Return all lines in the material below that contain "send".

Provided records —
----------------------------------------

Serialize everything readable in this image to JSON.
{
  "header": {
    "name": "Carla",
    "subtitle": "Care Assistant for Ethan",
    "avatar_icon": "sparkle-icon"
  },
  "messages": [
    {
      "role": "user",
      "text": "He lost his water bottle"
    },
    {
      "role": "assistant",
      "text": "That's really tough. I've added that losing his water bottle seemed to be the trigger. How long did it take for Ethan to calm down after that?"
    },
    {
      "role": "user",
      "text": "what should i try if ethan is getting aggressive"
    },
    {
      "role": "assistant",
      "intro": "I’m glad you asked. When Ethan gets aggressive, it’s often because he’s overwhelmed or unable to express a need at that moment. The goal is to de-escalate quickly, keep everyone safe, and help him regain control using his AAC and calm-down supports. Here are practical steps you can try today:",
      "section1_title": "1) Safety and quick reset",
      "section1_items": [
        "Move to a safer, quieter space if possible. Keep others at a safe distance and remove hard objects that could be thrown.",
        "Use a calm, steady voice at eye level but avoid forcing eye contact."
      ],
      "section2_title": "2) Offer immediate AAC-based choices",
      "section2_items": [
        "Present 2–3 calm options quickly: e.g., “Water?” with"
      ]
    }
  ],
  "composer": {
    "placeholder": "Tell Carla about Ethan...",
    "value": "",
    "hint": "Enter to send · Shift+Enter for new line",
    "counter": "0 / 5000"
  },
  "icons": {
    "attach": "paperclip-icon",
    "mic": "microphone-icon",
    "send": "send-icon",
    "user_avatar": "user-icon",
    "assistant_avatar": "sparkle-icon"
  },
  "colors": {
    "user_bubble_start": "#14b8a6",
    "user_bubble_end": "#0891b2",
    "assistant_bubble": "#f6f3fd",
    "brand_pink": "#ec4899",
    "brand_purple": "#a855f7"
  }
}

----------------------------------------

Output of the exercise —
    "hint": "Enter to send · Shift+Enter for new line",
    "send": "send-icon",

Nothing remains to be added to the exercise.